Find the word "icon" in the material below and gather every line that contains it.

==*==

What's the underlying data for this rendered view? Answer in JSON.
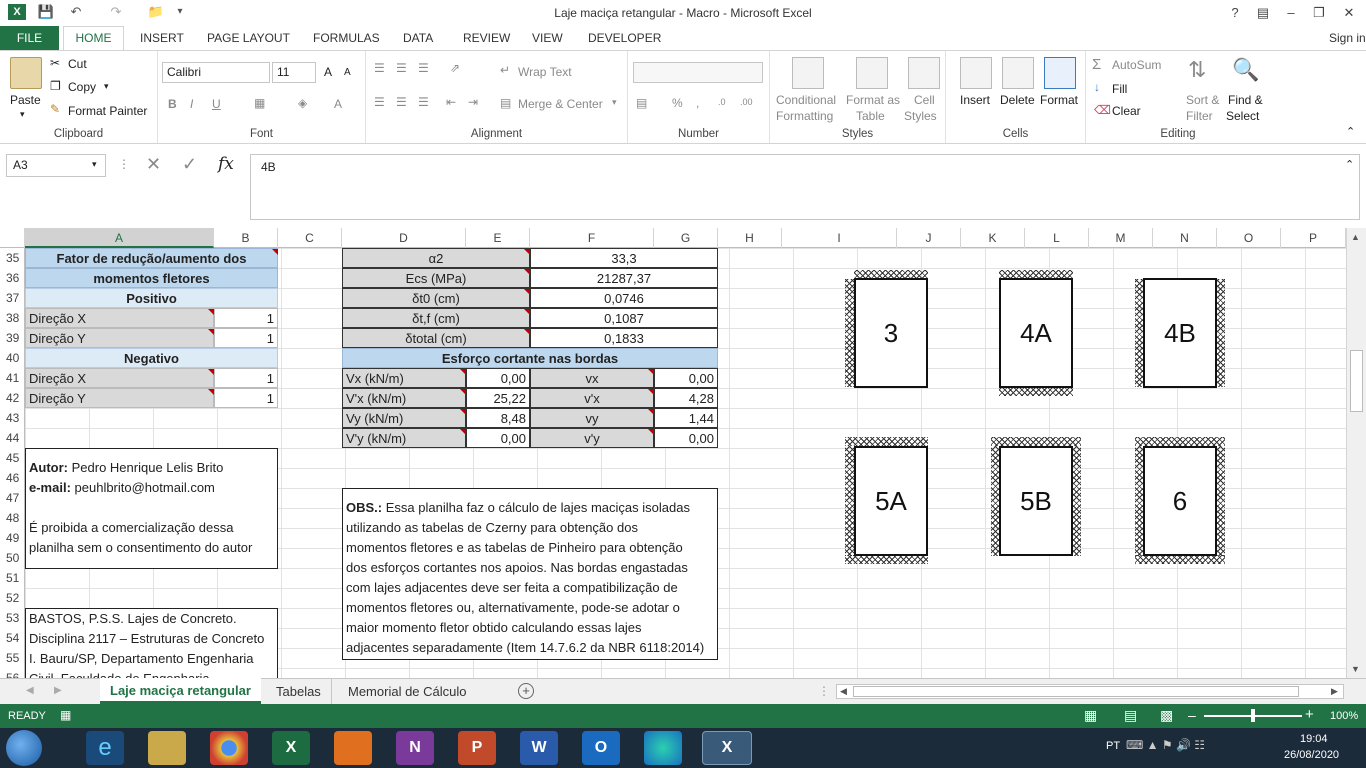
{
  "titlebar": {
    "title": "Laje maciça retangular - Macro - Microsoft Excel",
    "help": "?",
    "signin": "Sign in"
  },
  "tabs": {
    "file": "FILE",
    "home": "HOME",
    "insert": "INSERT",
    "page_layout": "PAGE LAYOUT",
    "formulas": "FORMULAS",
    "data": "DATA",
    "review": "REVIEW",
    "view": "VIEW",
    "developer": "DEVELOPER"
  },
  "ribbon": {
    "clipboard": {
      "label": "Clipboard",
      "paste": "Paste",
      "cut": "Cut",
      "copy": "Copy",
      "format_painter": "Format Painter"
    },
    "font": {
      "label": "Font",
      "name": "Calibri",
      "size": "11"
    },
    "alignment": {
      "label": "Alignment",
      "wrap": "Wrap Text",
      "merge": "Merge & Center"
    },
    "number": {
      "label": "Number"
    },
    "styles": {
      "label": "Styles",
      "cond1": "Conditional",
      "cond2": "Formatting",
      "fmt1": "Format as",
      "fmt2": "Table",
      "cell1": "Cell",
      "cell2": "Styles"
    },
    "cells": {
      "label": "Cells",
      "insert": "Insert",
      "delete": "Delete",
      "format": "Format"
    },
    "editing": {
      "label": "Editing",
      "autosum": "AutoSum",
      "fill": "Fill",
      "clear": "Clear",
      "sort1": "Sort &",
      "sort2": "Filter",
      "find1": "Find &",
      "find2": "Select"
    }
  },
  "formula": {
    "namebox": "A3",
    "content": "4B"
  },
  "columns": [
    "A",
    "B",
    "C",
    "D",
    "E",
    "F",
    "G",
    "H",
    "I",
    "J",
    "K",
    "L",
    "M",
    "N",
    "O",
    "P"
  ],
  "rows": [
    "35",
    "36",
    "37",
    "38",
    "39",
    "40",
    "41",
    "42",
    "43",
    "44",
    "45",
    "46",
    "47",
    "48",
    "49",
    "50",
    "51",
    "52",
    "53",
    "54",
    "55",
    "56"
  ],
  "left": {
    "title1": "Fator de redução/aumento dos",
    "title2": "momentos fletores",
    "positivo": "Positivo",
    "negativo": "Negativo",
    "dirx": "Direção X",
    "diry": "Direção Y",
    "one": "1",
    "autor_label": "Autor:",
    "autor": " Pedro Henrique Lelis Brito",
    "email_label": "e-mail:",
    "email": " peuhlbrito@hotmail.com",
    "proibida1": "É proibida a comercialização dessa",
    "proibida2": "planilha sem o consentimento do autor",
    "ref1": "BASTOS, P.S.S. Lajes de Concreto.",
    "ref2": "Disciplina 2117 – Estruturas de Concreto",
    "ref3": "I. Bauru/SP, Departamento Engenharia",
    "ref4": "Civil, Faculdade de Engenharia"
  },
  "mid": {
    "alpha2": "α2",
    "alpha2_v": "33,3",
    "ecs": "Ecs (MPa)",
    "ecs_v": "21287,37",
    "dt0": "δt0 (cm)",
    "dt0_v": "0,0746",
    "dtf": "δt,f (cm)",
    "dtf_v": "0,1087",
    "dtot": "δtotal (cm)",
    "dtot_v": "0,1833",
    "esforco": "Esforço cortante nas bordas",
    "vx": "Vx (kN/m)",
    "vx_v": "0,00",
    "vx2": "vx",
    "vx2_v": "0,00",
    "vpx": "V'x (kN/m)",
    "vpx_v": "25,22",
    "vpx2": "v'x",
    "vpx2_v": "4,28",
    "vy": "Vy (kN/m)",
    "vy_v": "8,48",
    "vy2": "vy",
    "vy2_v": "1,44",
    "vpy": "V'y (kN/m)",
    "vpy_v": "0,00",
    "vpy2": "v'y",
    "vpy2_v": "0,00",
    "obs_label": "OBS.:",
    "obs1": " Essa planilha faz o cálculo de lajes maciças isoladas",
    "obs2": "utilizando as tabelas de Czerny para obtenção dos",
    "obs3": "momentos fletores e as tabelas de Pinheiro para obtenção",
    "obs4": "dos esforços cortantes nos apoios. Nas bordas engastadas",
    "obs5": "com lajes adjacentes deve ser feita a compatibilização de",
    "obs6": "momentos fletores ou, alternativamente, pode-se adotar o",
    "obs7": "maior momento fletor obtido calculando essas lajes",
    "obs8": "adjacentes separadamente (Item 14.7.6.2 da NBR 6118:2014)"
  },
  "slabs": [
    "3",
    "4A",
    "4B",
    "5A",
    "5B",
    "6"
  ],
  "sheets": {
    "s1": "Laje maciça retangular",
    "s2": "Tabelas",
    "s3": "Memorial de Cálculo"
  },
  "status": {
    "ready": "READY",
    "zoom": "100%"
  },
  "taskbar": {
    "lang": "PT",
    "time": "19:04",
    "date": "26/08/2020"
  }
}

==*==

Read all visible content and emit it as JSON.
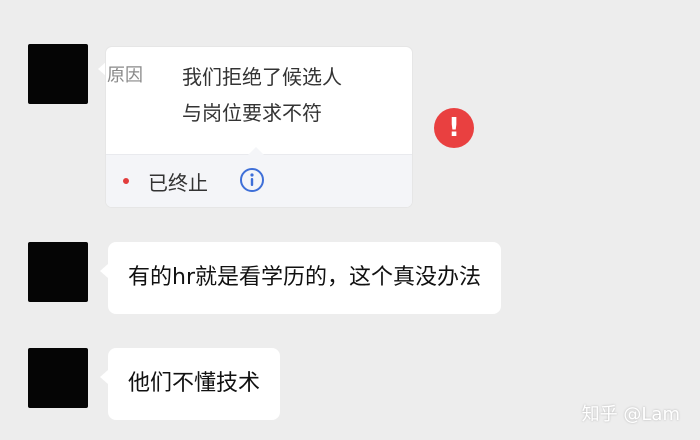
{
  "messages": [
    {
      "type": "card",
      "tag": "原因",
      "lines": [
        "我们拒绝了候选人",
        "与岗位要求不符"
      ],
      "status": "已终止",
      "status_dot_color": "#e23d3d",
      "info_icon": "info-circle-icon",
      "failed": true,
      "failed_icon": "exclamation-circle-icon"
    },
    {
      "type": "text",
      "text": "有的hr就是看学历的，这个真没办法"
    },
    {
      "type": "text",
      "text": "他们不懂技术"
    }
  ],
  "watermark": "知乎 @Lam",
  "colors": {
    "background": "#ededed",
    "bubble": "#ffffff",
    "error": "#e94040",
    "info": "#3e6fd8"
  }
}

==*==

Written reply:
      "info_icon": "info-circle-icon",
      "failed_icon": "exclamation-circle-icon"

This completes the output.